- _Extracted information_:
★ ★ ★ ★ ★
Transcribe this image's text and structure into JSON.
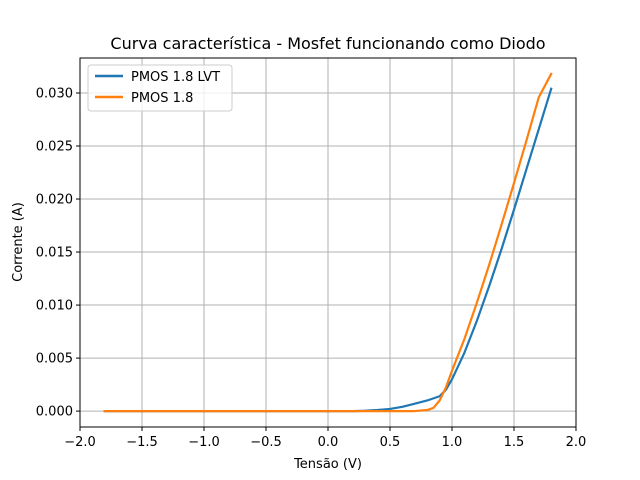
{
  "chart_data": {
    "type": "line",
    "title": "Curva característica - Mosfet funcionando como Diodo",
    "xlabel": "Tensão (V)",
    "ylabel": "Corrente (A)",
    "xlim": [
      -2.0,
      2.0
    ],
    "ylim": [
      -0.0015,
      0.0333
    ],
    "xticks": [
      -2.0,
      -1.5,
      -1.0,
      -0.5,
      0.0,
      0.5,
      1.0,
      1.5,
      2.0
    ],
    "xtick_labels": [
      "−2.0",
      "−1.5",
      "−1.0",
      "−0.5",
      "0.0",
      "0.5",
      "1.0",
      "1.5",
      "2.0"
    ],
    "yticks": [
      0.0,
      0.005,
      0.01,
      0.015,
      0.02,
      0.025,
      0.03
    ],
    "ytick_labels": [
      "0.000",
      "0.005",
      "0.010",
      "0.015",
      "0.020",
      "0.025",
      "0.030"
    ],
    "grid": true,
    "legend_position": "top-left",
    "series": [
      {
        "name": "PMOS 1.8 LVT",
        "color": "#1f77b4",
        "x": [
          -1.8,
          -1.0,
          0.0,
          0.2,
          0.3,
          0.4,
          0.5,
          0.6,
          0.7,
          0.8,
          0.9,
          0.95,
          1.0,
          1.1,
          1.2,
          1.3,
          1.4,
          1.5,
          1.6,
          1.7,
          1.8
        ],
        "y": [
          0.0,
          0.0,
          0.0,
          0.0,
          3e-05,
          0.0001,
          0.0002,
          0.0004,
          0.0007,
          0.001,
          0.0014,
          0.002,
          0.003,
          0.0055,
          0.0085,
          0.0118,
          0.0153,
          0.019,
          0.0228,
          0.0266,
          0.0304
        ]
      },
      {
        "name": "PMOS 1.8",
        "color": "#ff7f0e",
        "x": [
          -1.8,
          -1.0,
          0.0,
          0.5,
          0.7,
          0.8,
          0.85,
          0.9,
          0.95,
          1.0,
          1.1,
          1.2,
          1.3,
          1.4,
          1.5,
          1.6,
          1.7,
          1.8
        ],
        "y": [
          0.0,
          0.0,
          0.0,
          0.0,
          0.0,
          0.0001,
          0.0003,
          0.001,
          0.0022,
          0.0038,
          0.0068,
          0.0102,
          0.0138,
          0.0176,
          0.0215,
          0.0255,
          0.0296,
          0.0318
        ]
      }
    ]
  }
}
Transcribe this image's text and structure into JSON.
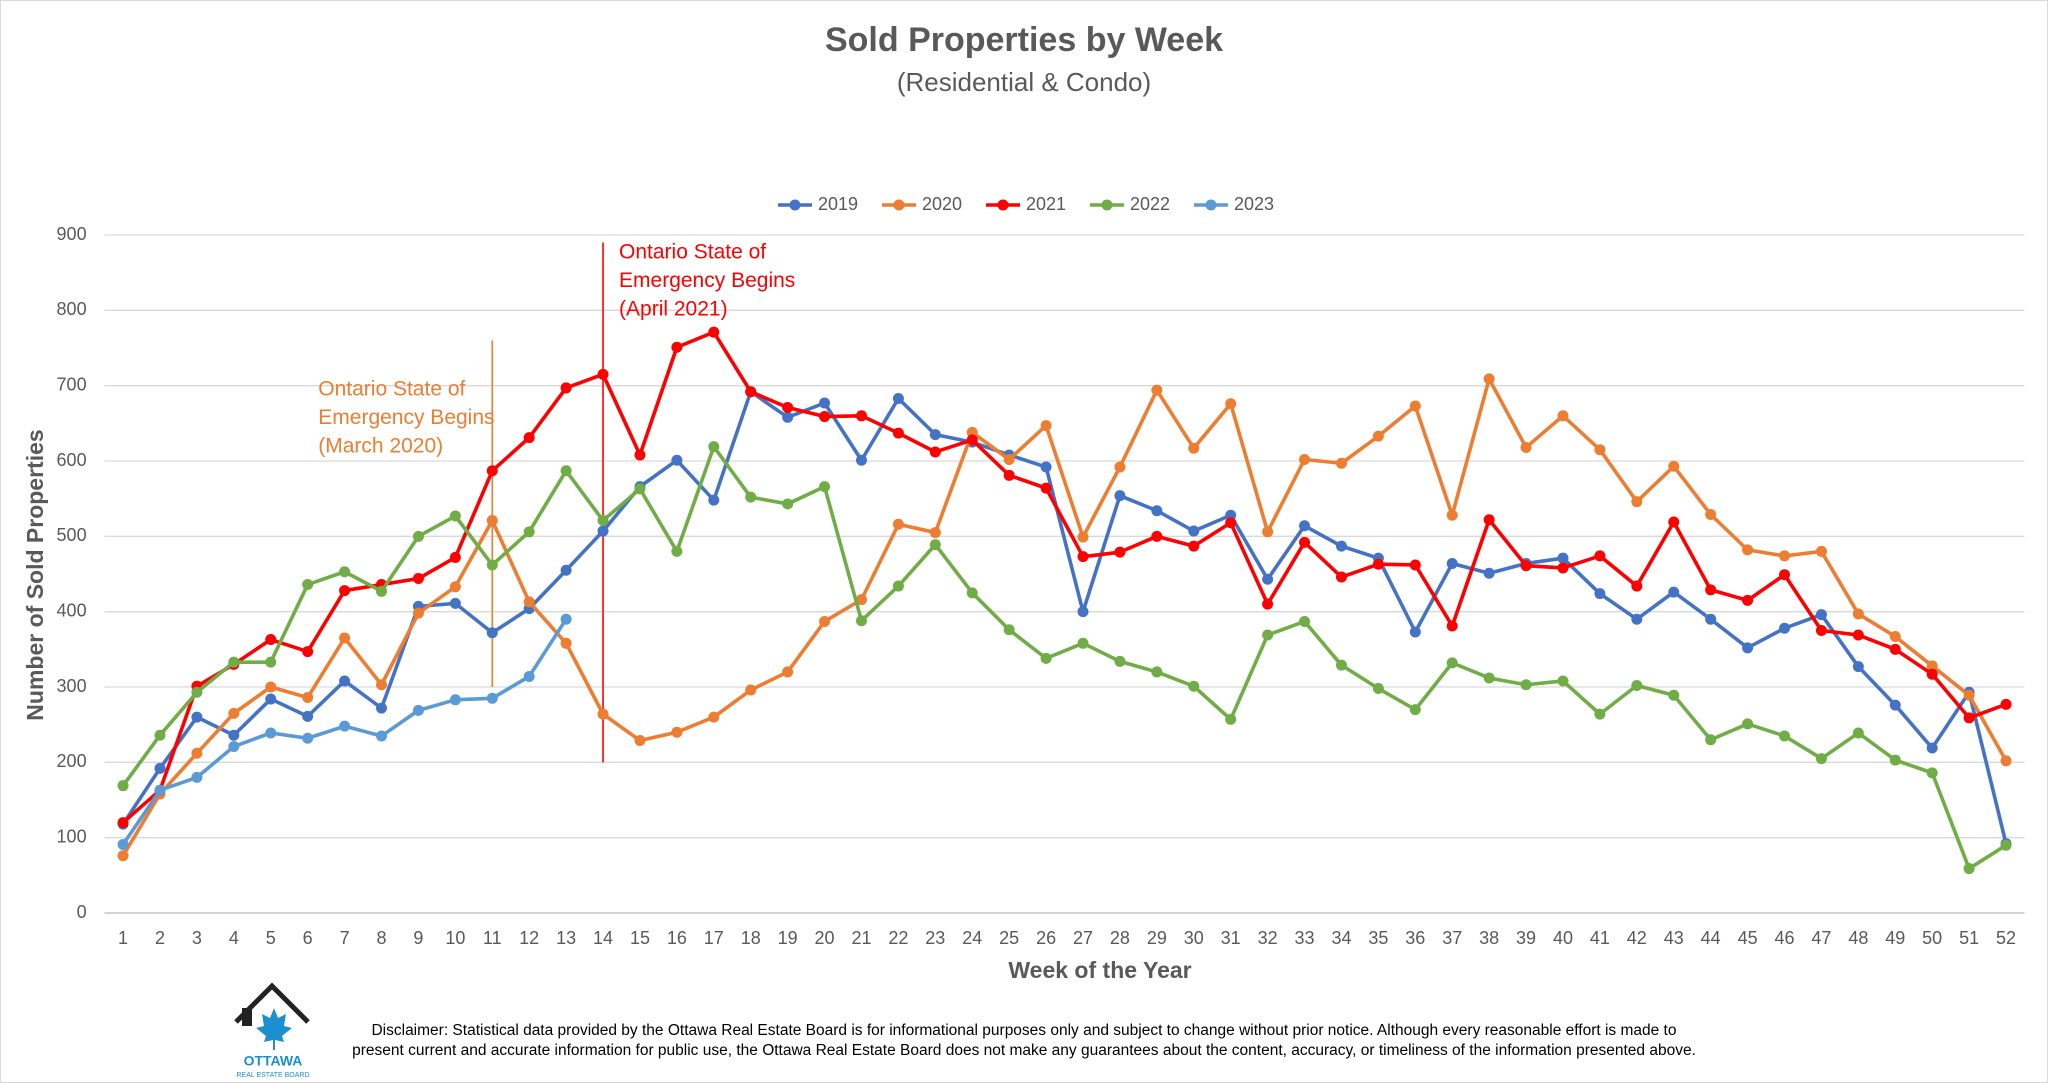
{
  "chart_data": {
    "type": "line",
    "title": "Sold Properties by Week",
    "subtitle": "(Residential & Condo)",
    "x_label": "Week of the Year",
    "y_label": "Number of Sold Properties",
    "categories": [
      "1",
      "2",
      "3",
      "4",
      "5",
      "6",
      "7",
      "8",
      "9",
      "10",
      "11",
      "12",
      "13",
      "14",
      "15",
      "16",
      "17",
      "18",
      "19",
      "20",
      "21",
      "22",
      "23",
      "24",
      "25",
      "26",
      "27",
      "28",
      "29",
      "30",
      "31",
      "32",
      "33",
      "34",
      "35",
      "36",
      "37",
      "38",
      "39",
      "40",
      "41",
      "42",
      "43",
      "44",
      "45",
      "46",
      "47",
      "48",
      "49",
      "50",
      "51",
      "52"
    ],
    "ylim": [
      0,
      900
    ],
    "yticks": [
      0,
      100,
      200,
      300,
      400,
      500,
      600,
      700,
      800,
      900
    ],
    "grid": true,
    "legend": "top",
    "series": [
      {
        "name": "2019",
        "color": "#4472c4",
        "values": [
          118,
          192,
          260,
          236,
          284,
          261,
          308,
          272,
          407,
          411,
          372,
          404,
          455,
          507,
          566,
          601,
          548,
          692,
          658,
          677,
          601,
          683,
          635,
          625,
          608,
          592,
          400,
          554,
          534,
          507,
          528,
          443,
          514,
          487,
          471,
          373,
          464,
          451,
          464,
          471,
          424,
          390,
          426,
          390,
          352,
          378,
          396,
          327,
          276,
          219,
          293,
          92
        ]
      },
      {
        "name": "2020",
        "color": "#ed7d31",
        "values": [
          76,
          158,
          212,
          265,
          300,
          286,
          365,
          303,
          398,
          433,
          521,
          413,
          358,
          264,
          229,
          240,
          260,
          296,
          320,
          387,
          416,
          516,
          505,
          638,
          602,
          647,
          499,
          592,
          694,
          617,
          676,
          506,
          602,
          597,
          633,
          673,
          528,
          709,
          618,
          660,
          615,
          546,
          593,
          529,
          482,
          474,
          480,
          397,
          367,
          328,
          289,
          202
        ]
      },
      {
        "name": "2021",
        "color": "#ff0000",
        "values": [
          120,
          163,
          301,
          330,
          363,
          347,
          428,
          436,
          444,
          472,
          587,
          631,
          697,
          715,
          608,
          751,
          771,
          692,
          671,
          659,
          660,
          637,
          612,
          628,
          581,
          564,
          473,
          479,
          500,
          487,
          518,
          410,
          492,
          446,
          463,
          462,
          381,
          522,
          461,
          458,
          474,
          434,
          519,
          429,
          415,
          449,
          375,
          369,
          350,
          317,
          259,
          277
        ]
      },
      {
        "name": "2022",
        "color": "#70ad47",
        "values": [
          169,
          236,
          293,
          333,
          333,
          436,
          453,
          427,
          500,
          527,
          462,
          506,
          587,
          521,
          563,
          480,
          619,
          552,
          543,
          566,
          388,
          434,
          489,
          425,
          376,
          338,
          358,
          334,
          320,
          301,
          257,
          369,
          387,
          329,
          298,
          270,
          332,
          312,
          303,
          308,
          264,
          302,
          289,
          230,
          251,
          235,
          205,
          239,
          203,
          186,
          59,
          90
        ]
      },
      {
        "name": "2023",
        "color": "#5b9bd5",
        "values": [
          91,
          163,
          180,
          221,
          239,
          232,
          248,
          235,
          269,
          283,
          285,
          314,
          390,
          null,
          null,
          null,
          null,
          null,
          null,
          null,
          null,
          null,
          null,
          null,
          null,
          null,
          null,
          null,
          null,
          null,
          null,
          null,
          null,
          null,
          null,
          null,
          null,
          null,
          null,
          null,
          null,
          null,
          null,
          null,
          null,
          null,
          null,
          null,
          null,
          null,
          null,
          null
        ]
      }
    ],
    "annotations": [
      {
        "lines": [
          "Ontario State of",
          "Emergency Begins",
          "(March 2020)"
        ],
        "week": "11",
        "y_range": [
          300,
          760
        ],
        "color": "#ed7d31"
      },
      {
        "lines": [
          "Ontario State of",
          "Emergency Begins",
          "(April 2021)"
        ],
        "week": "14",
        "y_range": [
          200,
          890
        ],
        "color": "#ff0000"
      }
    ]
  },
  "footer": {
    "disclaimer": [
      "Disclaimer: Statistical data provided by the Ottawa Real Estate Board is for informational purposes only and subject to change without prior notice. Although every reasonable effort is made to",
      "present current and accurate information for public use, the Ottawa Real Estate Board does not make any guarantees about the content, accuracy, or timeliness of the information presented above."
    ],
    "logo": [
      "OTTAWA",
      "REAL ESTATE BOARD"
    ]
  }
}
★ ★ ★ ★ ★
- _Stated exercise_: Copy each line above that contains the word "name".

- _The result_:
        "name": "PMOS 1.8 LVT",
        "name": "PMOS 1.8",
        "name": "2019",
        "name": "2020",
        "name": "2021",
        "name": "2022",
        "name": "2023",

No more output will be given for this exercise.